What this task involves:
Repeat the whole listing exactly as written.

* Begin Task input *

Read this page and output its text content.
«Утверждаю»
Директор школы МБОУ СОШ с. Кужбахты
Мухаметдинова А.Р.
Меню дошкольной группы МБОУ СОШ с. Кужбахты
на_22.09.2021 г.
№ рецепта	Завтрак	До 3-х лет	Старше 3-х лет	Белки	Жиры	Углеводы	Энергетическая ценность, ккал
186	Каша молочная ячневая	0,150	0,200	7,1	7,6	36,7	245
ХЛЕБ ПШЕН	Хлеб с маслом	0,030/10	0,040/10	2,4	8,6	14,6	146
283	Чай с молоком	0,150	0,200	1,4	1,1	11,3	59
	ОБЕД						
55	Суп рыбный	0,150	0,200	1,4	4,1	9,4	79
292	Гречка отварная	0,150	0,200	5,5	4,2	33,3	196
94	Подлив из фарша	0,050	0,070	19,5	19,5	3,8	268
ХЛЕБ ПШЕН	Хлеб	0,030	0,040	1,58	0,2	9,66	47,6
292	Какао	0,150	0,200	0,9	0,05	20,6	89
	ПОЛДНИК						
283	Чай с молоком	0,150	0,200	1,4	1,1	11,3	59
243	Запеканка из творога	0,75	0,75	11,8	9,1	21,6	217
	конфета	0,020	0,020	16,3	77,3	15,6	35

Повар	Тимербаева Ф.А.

* End Task input *

Solved exercise:
Read this page and output its text content.
«Утверждаю»
Директор школы МБОУ СОШ с. Кужбахты
Мухаметдинова А.Р.
Меню дошкольной группы МБОУ СОШ с. Кужбахты
на_22.09.2021 г.
№ рецепта	Завтрак	До 3-х лет	Старше 3-х лет	Белки	Жиры	Углеводы	Энергетическая ценность, ккал
186	Каша молочная ячневая	0,150	0,200	7,1	7,6	36,7	245
ХЛЕБ ПШЕН	Хлеб с маслом	0,030/10	0,040/10	2,4	8,6	14,6	146
283	Чай с молоком	0,150	0,200	1,4	1,1	11,3	59
	ОБЕД						
55	Суп рыбный	0,150	0,200	1,4	4,1	9,4	79
292	Гречка отварная	0,150	0,200	5,5	4,2	33,3	196
94	Подлив из фарша	0,050	0,070	19,5	19,5	3,8	268
ХЛЕБ ПШЕН	Хлеб	0,030	0,040	1,58	0,2	9,66	47,6
292	Какао	0,150	0,200	0,9	0,05	20,6	89
	ПОЛДНИК						
283	Чай с молоком	0,150	0,200	1,4	1,1	11,3	59
243	Запеканка из творога	0,75	0,75	11,8	9,1	21,6	217
	конфета	0,020	0,020	16,3	77,3	15,6	35

Повар	Тимербаева Ф.А.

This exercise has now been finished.